Of the lines in the listing below, how many hold "лоджий"? Answer with the number only.

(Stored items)
+++

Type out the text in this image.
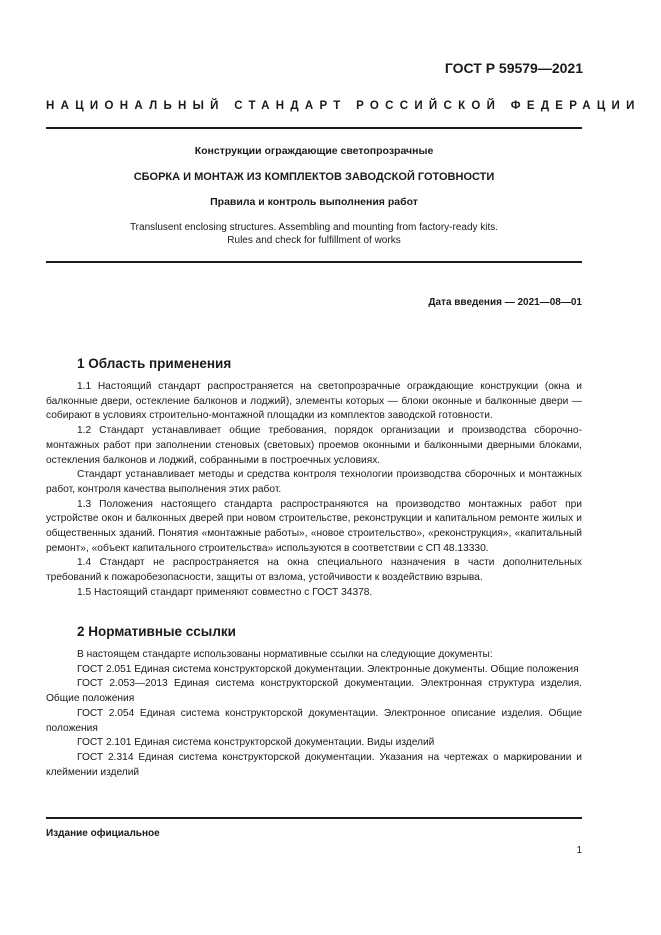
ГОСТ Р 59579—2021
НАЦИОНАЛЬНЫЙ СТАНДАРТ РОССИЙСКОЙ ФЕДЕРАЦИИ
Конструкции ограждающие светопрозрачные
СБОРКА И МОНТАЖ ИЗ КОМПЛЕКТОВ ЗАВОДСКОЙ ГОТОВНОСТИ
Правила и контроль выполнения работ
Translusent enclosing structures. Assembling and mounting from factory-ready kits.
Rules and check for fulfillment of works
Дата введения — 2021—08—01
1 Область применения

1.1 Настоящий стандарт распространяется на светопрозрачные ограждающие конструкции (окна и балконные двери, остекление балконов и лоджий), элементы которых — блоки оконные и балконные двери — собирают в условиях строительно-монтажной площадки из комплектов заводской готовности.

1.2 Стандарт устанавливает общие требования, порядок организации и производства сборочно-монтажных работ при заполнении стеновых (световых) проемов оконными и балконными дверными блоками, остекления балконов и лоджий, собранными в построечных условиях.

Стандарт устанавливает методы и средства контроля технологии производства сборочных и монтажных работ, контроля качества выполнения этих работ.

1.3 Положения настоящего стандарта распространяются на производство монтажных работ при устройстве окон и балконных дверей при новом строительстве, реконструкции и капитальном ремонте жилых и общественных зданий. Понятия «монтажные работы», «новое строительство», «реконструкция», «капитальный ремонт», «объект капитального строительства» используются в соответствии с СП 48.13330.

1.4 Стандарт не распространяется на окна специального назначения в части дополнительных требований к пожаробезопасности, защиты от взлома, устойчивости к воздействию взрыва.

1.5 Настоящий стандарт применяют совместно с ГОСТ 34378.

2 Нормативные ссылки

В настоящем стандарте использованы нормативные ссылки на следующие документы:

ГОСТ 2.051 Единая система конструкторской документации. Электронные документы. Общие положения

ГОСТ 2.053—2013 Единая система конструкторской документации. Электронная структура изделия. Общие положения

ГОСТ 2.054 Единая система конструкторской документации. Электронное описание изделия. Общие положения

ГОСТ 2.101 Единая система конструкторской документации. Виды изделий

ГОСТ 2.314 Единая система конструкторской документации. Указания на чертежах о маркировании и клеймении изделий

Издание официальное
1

+++

:: Result ::
2